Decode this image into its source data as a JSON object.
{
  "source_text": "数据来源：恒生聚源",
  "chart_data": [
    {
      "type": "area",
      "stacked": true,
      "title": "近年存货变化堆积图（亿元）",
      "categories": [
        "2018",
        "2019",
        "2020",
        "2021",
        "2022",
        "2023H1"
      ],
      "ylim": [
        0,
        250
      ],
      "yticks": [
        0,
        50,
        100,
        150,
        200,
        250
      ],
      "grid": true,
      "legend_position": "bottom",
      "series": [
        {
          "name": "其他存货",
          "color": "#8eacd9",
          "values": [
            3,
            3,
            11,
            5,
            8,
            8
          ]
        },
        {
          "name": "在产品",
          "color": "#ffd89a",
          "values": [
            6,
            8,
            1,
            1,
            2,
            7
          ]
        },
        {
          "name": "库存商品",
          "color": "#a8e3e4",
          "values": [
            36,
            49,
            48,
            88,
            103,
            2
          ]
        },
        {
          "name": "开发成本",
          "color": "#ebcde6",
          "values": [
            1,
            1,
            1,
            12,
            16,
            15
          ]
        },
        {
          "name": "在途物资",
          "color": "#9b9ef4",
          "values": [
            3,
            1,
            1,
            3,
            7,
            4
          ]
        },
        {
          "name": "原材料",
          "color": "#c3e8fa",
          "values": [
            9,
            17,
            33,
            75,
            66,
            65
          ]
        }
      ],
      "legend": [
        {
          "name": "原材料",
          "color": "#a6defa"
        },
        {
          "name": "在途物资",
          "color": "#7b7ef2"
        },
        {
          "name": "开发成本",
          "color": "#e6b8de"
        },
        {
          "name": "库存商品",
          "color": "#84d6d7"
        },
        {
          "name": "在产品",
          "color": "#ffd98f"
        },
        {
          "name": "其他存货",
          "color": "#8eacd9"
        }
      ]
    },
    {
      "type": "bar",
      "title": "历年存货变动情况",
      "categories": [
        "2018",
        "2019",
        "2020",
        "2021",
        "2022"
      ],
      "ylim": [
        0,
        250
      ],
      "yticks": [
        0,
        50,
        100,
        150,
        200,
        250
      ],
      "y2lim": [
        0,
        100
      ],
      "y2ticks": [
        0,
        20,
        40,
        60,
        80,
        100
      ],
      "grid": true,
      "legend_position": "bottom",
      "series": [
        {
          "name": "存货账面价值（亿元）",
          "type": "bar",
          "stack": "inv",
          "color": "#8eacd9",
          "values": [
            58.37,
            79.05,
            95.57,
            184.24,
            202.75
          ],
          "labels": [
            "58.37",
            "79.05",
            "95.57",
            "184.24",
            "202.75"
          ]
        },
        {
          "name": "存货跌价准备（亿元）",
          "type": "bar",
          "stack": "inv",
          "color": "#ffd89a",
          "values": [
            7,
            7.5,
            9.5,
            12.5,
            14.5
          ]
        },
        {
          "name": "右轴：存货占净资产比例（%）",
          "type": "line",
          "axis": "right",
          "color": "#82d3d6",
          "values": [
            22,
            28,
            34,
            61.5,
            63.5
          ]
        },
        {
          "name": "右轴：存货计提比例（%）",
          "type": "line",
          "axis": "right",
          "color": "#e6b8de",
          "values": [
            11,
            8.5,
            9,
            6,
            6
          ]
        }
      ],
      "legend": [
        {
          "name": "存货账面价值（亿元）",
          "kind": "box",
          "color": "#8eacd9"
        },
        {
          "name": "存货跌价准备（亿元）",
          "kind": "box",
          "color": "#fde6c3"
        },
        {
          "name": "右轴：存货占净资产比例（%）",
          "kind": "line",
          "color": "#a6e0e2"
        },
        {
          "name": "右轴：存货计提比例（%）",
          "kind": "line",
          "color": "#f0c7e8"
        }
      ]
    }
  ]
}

....

▸ **Your objective**
Reproduce the full listing exactly.

▸ **Written response**
Decode this image into its source data as a JSON object.
{
  "source_text": "数据来源：恒生聚源",
  "chart_data": [
    {
      "type": "area",
      "stacked": true,
      "title": "近年存货变化堆积图（亿元）",
      "categories": [
        "2018",
        "2019",
        "2020",
        "2021",
        "2022",
        "2023H1"
      ],
      "ylim": [
        0,
        250
      ],
      "yticks": [
        0,
        50,
        100,
        150,
        200,
        250
      ],
      "grid": true,
      "legend_position": "bottom",
      "series": [
        {
          "name": "其他存货",
          "color": "#8eacd9",
          "values": [
            3,
            3,
            11,
            5,
            8,
            8
          ]
        },
        {
          "name": "在产品",
          "color": "#ffd89a",
          "values": [
            6,
            8,
            1,
            1,
            2,
            7
          ]
        },
        {
          "name": "库存商品",
          "color": "#a8e3e4",
          "values": [
            36,
            49,
            48,
            88,
            103,
            2
          ]
        },
        {
          "name": "开发成本",
          "color": "#ebcde6",
          "values": [
            1,
            1,
            1,
            12,
            16,
            15
          ]
        },
        {
          "name": "在途物资",
          "color": "#9b9ef4",
          "values": [
            3,
            1,
            1,
            3,
            7,
            4
          ]
        },
        {
          "name": "原材料",
          "color": "#c3e8fa",
          "values": [
            9,
            17,
            33,
            75,
            66,
            65
          ]
        }
      ],
      "legend": [
        {
          "name": "原材料",
          "color": "#a6defa"
        },
        {
          "name": "在途物资",
          "color": "#7b7ef2"
        },
        {
          "name": "开发成本",
          "color": "#e6b8de"
        },
        {
          "name": "库存商品",
          "color": "#84d6d7"
        },
        {
          "name": "在产品",
          "color": "#ffd98f"
        },
        {
          "name": "其他存货",
          "color": "#8eacd9"
        }
      ]
    },
    {
      "type": "bar",
      "title": "历年存货变动情况",
      "categories": [
        "2018",
        "2019",
        "2020",
        "2021",
        "2022"
      ],
      "ylim": [
        0,
        250
      ],
      "yticks": [
        0,
        50,
        100,
        150,
        200,
        250
      ],
      "y2lim": [
        0,
        100
      ],
      "y2ticks": [
        0,
        20,
        40,
        60,
        80,
        100
      ],
      "grid": true,
      "legend_position": "bottom",
      "series": [
        {
          "name": "存货账面价值（亿元）",
          "type": "bar",
          "stack": "inv",
          "color": "#8eacd9",
          "values": [
            58.37,
            79.05,
            95.57,
            184.24,
            202.75
          ],
          "labels": [
            "58.37",
            "79.05",
            "95.57",
            "184.24",
            "202.75"
          ]
        },
        {
          "name": "存货跌价准备（亿元）",
          "type": "bar",
          "stack": "inv",
          "color": "#ffd89a",
          "values": [
            7,
            7.5,
            9.5,
            12.5,
            14.5
          ]
        },
        {
          "name": "右轴：存货占净资产比例（%）",
          "type": "line",
          "axis": "right",
          "color": "#82d3d6",
          "values": [
            22,
            28,
            34,
            61.5,
            63.5
          ]
        },
        {
          "name": "右轴：存货计提比例（%）",
          "type": "line",
          "axis": "right",
          "color": "#e6b8de",
          "values": [
            11,
            8.5,
            9,
            6,
            6
          ]
        }
      ],
      "legend": [
        {
          "name": "存货账面价值（亿元）",
          "kind": "box",
          "color": "#8eacd9"
        },
        {
          "name": "存货跌价准备（亿元）",
          "kind": "box",
          "color": "#fde6c3"
        },
        {
          "name": "右轴：存货占净资产比例（%）",
          "kind": "line",
          "color": "#a6e0e2"
        },
        {
          "name": "右轴：存货计提比例（%）",
          "kind": "line",
          "color": "#f0c7e8"
        }
      ]
    }
  ]
}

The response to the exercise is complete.